Give the number of lines containing the word "Supply", and nothing else.

— START OF Entries —

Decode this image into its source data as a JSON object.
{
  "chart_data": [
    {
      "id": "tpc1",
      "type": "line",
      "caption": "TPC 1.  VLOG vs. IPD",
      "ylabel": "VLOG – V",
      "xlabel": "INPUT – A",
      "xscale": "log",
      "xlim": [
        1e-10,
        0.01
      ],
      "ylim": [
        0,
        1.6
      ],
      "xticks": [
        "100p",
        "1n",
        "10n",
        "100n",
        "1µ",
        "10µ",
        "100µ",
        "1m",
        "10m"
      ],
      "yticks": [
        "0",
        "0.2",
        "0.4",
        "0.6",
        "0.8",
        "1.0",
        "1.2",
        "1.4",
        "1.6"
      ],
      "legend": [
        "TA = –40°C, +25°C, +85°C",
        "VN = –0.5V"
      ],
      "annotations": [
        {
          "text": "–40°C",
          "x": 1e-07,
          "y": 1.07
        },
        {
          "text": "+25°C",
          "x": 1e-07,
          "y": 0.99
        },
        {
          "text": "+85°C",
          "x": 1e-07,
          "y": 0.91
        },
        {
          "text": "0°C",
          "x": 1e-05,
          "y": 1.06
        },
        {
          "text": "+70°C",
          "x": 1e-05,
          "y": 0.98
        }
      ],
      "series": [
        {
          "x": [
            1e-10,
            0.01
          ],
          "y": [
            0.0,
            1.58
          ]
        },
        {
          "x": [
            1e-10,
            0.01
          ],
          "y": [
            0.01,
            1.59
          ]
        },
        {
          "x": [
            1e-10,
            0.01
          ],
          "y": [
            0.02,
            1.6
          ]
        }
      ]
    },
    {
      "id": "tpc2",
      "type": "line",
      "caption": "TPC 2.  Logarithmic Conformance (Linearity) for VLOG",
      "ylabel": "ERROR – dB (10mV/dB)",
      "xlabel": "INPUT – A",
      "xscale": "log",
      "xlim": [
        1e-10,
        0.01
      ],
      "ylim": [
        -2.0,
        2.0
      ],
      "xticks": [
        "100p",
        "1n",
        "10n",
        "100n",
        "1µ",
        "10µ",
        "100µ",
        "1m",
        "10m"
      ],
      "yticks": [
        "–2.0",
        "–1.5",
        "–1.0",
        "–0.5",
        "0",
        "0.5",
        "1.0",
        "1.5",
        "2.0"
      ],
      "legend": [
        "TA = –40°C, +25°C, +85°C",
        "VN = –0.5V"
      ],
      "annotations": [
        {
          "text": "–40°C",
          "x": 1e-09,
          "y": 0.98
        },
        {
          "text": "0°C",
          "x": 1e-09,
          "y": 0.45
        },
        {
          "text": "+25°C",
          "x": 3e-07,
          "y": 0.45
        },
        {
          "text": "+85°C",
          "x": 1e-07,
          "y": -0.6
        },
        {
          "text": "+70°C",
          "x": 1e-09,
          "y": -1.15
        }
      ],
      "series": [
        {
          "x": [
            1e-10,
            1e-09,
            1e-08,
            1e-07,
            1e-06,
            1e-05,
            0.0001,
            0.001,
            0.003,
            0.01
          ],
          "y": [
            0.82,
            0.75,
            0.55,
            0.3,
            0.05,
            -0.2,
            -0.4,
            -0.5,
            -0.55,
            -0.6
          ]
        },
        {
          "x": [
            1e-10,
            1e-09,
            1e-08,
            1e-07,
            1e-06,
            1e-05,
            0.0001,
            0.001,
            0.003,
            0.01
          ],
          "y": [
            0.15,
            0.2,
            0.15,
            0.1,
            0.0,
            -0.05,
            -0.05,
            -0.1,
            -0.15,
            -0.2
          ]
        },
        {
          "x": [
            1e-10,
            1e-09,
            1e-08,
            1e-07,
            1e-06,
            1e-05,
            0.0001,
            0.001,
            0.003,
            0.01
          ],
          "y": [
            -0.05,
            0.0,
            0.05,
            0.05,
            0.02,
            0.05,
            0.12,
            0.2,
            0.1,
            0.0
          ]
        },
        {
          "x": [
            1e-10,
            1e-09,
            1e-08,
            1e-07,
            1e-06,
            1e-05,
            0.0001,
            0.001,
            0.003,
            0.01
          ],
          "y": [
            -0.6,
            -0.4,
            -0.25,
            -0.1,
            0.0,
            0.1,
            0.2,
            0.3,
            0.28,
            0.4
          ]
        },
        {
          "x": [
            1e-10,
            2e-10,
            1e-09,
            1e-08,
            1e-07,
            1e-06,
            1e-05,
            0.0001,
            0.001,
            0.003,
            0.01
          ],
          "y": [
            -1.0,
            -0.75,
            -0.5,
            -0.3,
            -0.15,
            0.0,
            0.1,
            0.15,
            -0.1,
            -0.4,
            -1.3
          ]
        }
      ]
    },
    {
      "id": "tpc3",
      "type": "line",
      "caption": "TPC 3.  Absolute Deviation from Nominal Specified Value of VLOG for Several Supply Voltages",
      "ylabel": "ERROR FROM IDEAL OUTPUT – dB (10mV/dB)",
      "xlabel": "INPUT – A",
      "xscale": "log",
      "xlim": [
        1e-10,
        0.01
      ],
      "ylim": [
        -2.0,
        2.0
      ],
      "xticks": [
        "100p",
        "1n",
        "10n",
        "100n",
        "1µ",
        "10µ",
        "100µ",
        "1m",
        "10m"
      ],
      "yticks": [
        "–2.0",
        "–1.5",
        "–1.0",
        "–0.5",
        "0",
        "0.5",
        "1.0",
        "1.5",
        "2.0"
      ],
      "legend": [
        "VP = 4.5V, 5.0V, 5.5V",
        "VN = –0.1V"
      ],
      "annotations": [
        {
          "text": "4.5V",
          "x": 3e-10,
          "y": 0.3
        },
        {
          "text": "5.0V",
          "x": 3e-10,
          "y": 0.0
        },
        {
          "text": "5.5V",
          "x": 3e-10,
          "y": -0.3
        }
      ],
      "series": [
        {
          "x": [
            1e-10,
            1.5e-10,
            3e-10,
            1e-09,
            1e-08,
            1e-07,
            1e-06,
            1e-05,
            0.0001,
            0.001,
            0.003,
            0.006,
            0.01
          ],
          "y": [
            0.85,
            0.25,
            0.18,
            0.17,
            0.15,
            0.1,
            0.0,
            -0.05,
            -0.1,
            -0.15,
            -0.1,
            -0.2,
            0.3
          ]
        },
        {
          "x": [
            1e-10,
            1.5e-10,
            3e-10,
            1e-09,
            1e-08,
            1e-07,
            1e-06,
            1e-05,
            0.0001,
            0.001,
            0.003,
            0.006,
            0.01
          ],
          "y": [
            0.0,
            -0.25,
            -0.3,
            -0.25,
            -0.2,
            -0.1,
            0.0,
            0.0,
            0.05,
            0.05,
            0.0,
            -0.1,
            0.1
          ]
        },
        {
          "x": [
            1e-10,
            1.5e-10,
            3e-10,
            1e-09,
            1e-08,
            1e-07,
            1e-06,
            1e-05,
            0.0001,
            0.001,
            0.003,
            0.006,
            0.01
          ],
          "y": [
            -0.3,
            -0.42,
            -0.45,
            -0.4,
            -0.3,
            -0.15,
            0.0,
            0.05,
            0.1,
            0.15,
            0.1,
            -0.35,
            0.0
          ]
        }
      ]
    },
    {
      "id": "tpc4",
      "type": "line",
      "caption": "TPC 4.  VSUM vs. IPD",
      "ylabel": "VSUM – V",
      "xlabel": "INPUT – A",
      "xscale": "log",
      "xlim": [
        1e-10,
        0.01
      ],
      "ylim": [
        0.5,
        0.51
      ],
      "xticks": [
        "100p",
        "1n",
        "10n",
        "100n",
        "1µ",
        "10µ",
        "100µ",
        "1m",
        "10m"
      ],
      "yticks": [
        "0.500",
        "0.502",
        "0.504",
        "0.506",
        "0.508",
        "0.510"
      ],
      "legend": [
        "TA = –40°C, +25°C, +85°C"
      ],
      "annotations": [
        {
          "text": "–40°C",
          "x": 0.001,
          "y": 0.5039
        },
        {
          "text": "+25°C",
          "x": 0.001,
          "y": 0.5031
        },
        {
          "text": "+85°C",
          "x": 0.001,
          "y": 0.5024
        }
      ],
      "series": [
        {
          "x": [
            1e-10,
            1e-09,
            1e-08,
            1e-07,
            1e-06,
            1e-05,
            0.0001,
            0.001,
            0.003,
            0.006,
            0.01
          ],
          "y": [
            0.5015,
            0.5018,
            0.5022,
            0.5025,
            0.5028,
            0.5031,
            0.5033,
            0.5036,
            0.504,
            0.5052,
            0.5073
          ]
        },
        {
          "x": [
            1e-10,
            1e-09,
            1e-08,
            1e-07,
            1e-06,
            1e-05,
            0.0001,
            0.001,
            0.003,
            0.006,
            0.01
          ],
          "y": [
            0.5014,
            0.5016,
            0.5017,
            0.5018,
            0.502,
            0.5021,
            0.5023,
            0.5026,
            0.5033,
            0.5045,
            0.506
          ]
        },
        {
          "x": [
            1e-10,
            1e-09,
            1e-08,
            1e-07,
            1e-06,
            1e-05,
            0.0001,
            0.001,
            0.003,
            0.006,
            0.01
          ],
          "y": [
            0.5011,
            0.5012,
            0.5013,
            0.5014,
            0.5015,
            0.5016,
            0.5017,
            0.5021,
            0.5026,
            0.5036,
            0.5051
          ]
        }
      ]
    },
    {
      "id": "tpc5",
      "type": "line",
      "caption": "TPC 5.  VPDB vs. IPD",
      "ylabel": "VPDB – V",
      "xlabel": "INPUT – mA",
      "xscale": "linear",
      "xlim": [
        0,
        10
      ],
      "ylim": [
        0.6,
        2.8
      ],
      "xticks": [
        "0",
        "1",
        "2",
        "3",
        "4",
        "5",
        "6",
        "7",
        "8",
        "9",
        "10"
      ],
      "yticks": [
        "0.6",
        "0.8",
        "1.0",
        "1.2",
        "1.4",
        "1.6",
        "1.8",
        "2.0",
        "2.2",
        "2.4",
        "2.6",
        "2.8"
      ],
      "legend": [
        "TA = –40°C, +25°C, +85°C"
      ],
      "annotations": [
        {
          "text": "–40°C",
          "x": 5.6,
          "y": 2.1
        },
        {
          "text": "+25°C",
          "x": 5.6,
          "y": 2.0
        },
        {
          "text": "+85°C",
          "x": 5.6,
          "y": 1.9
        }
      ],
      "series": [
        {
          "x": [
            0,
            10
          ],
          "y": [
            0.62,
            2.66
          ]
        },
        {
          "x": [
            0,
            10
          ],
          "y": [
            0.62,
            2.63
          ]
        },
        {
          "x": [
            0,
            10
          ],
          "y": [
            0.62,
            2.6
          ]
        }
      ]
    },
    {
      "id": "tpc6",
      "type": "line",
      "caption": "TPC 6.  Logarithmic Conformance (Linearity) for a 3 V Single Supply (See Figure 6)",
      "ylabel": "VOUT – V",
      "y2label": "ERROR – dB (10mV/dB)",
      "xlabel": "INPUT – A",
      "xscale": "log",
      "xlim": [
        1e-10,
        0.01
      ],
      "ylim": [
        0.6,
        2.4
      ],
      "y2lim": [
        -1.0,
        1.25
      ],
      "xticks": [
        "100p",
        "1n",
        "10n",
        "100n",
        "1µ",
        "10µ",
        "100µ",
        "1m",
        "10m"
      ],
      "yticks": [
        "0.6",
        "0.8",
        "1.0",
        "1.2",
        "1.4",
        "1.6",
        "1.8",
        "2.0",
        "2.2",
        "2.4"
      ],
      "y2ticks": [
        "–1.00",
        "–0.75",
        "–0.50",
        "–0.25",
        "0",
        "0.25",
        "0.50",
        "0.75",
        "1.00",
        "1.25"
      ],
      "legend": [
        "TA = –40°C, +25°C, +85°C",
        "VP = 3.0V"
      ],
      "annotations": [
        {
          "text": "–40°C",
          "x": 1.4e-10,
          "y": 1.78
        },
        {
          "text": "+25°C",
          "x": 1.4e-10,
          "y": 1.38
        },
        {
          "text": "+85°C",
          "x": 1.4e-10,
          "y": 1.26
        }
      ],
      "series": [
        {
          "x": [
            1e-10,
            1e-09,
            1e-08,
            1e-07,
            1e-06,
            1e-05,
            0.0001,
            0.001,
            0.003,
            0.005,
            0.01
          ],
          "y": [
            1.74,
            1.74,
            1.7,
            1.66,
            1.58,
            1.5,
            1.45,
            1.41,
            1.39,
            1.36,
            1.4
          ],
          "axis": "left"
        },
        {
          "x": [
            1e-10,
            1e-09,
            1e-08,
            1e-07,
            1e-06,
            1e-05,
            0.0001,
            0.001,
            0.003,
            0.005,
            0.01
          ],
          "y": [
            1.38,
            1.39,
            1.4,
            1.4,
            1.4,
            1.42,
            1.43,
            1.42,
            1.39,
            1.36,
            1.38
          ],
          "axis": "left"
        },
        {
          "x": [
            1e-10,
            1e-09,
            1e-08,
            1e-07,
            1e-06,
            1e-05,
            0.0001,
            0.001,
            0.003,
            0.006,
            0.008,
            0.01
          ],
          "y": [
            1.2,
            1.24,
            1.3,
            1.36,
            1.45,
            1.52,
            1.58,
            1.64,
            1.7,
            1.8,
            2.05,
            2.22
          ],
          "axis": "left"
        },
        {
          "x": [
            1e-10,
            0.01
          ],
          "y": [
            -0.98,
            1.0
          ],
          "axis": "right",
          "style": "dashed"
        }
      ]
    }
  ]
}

— END OF Entries —

** Solution to the exercise **
2